» **Dataset excerpts**
[Begin]
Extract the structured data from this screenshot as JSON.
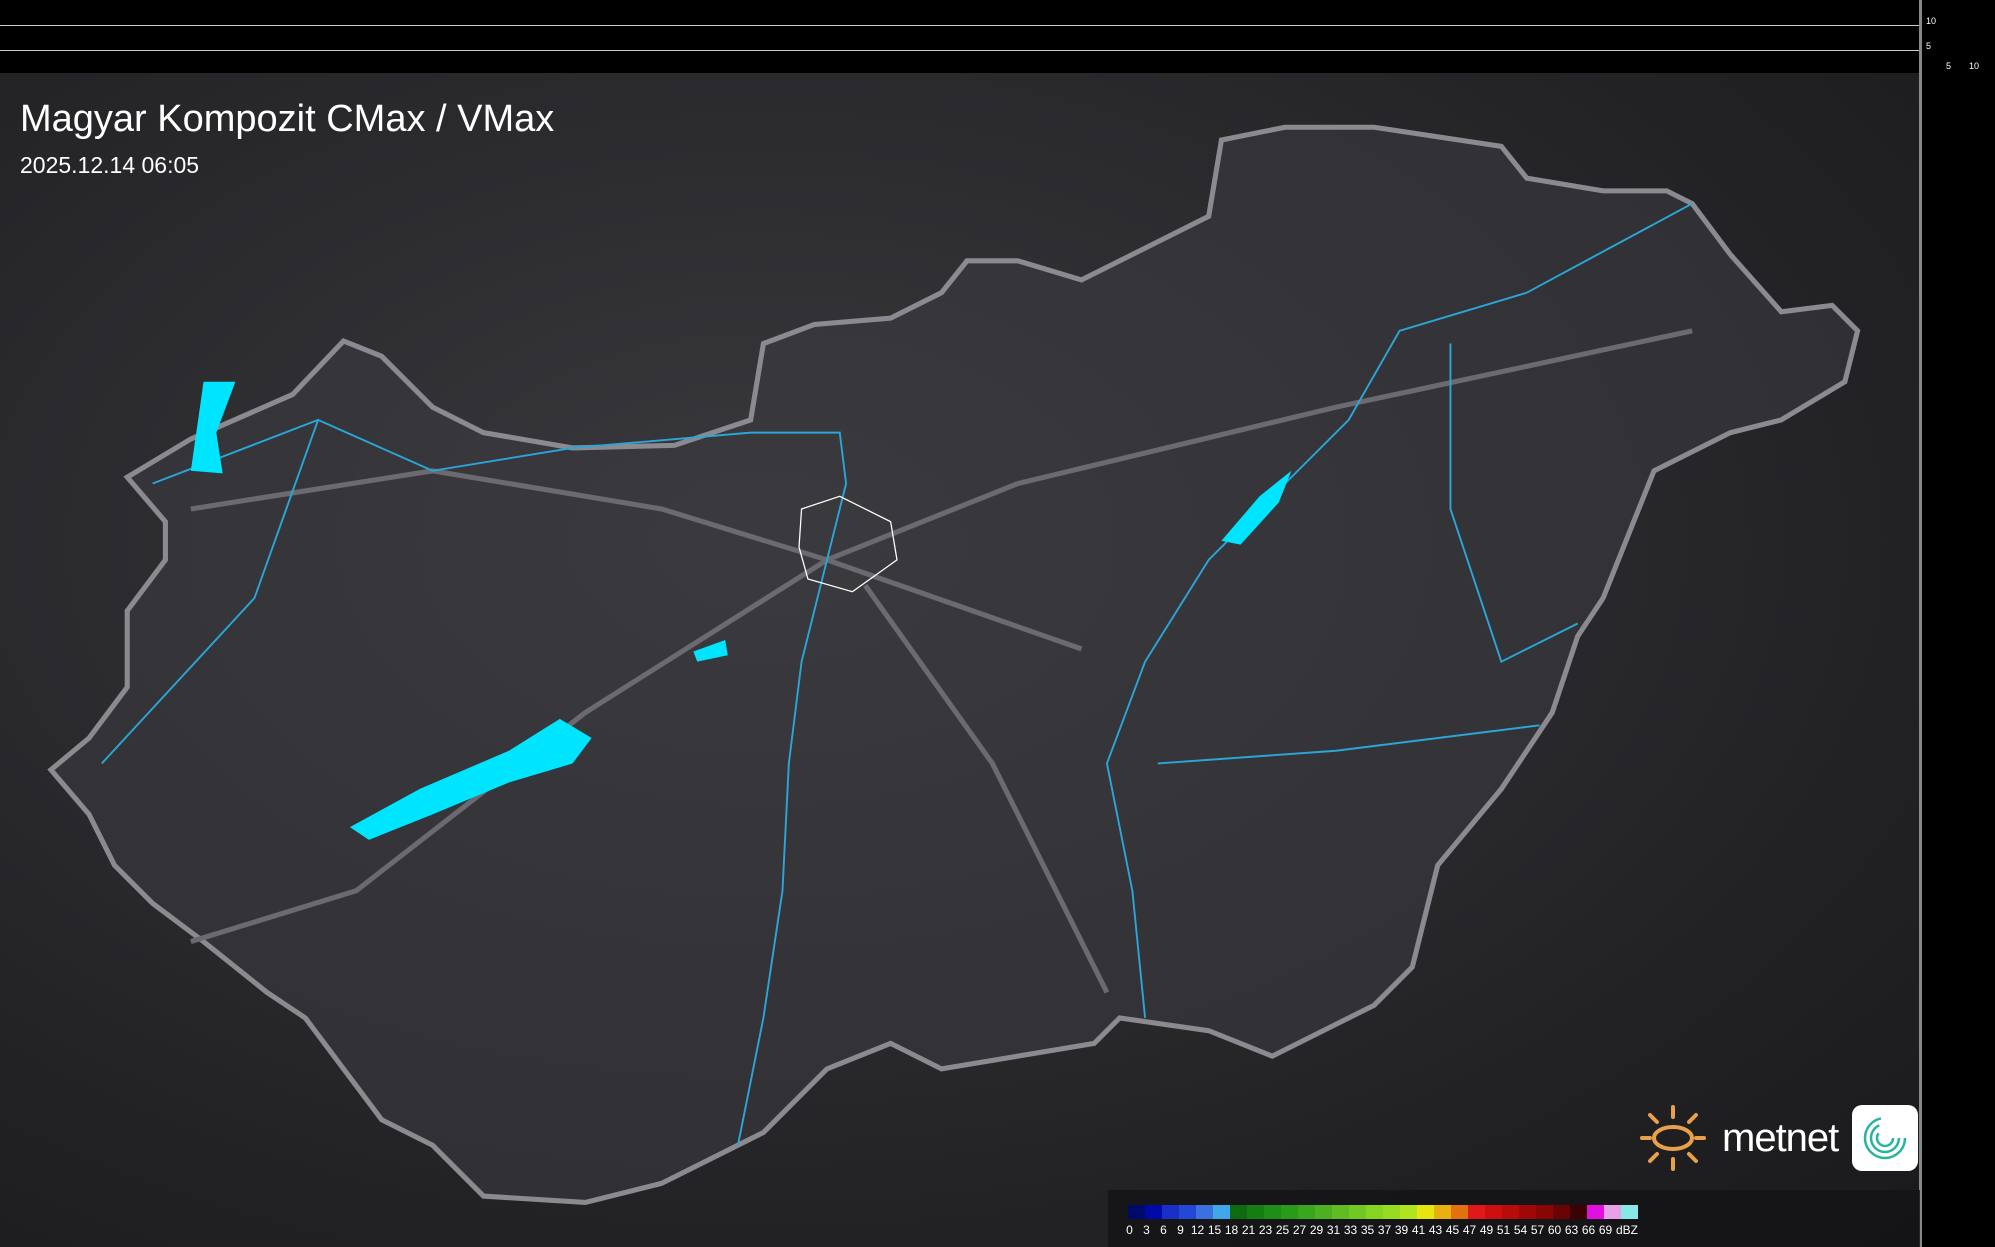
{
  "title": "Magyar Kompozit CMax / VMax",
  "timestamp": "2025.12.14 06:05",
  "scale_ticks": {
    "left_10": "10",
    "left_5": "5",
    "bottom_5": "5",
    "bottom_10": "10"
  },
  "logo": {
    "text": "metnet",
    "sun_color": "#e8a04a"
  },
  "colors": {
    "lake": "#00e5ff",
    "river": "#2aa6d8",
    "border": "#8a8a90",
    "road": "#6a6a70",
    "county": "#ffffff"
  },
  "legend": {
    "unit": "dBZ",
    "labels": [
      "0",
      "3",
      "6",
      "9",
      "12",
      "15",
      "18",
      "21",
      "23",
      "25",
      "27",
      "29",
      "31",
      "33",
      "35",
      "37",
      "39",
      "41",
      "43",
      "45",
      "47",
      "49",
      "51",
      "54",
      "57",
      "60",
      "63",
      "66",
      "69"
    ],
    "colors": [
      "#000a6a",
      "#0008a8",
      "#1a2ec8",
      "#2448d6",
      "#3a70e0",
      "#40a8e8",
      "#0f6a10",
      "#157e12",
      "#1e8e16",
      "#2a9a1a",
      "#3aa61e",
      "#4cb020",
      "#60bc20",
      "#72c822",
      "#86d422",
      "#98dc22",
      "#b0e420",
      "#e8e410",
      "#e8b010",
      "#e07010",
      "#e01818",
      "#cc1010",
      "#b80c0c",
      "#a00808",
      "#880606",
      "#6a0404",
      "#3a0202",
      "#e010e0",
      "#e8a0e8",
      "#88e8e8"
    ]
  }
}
[End]
[Begin]
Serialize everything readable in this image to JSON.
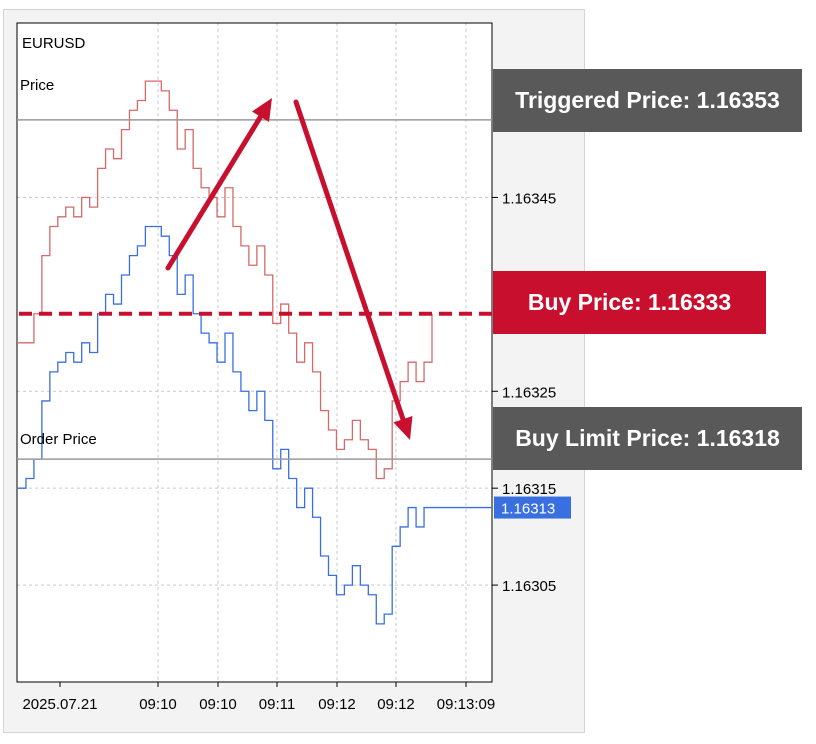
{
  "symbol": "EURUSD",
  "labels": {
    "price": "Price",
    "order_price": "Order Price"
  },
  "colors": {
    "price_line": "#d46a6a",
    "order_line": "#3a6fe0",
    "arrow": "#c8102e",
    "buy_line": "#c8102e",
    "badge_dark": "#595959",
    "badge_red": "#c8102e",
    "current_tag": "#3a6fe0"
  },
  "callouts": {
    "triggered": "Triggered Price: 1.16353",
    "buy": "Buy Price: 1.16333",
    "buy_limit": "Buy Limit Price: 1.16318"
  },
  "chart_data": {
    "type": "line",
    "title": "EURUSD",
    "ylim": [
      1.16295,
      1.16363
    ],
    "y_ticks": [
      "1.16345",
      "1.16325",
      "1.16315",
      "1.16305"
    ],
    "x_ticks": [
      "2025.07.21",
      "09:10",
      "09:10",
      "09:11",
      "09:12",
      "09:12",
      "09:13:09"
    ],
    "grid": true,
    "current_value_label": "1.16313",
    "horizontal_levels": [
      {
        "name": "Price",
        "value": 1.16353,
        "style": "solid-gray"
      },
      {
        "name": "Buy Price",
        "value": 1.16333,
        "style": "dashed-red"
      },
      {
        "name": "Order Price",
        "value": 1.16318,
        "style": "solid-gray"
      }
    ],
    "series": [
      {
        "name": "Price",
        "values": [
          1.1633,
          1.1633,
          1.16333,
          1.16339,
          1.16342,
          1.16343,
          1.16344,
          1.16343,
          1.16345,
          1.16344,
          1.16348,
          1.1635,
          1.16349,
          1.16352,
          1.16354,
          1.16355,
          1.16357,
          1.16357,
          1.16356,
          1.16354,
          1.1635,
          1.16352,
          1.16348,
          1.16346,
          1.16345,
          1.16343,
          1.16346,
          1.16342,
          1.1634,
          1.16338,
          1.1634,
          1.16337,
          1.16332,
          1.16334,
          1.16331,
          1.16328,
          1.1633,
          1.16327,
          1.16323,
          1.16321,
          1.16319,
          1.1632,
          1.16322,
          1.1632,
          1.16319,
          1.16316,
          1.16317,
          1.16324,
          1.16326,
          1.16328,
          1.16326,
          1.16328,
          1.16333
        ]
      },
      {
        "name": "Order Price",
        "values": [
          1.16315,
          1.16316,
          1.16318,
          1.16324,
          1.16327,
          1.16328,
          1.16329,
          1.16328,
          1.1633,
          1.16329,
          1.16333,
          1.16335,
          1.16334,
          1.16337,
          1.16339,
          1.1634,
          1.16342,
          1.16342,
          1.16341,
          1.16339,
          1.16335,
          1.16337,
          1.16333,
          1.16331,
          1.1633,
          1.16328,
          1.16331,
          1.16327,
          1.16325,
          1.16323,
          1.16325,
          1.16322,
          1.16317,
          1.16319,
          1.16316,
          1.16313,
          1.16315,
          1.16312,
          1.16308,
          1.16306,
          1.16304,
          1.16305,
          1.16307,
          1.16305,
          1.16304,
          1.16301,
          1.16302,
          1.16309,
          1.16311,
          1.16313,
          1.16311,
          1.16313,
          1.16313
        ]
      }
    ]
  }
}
[End]
» **To do**
Report how many lines in the listing above include the word "JSON". Give nothing but the number.

» **Answer to this problem**
2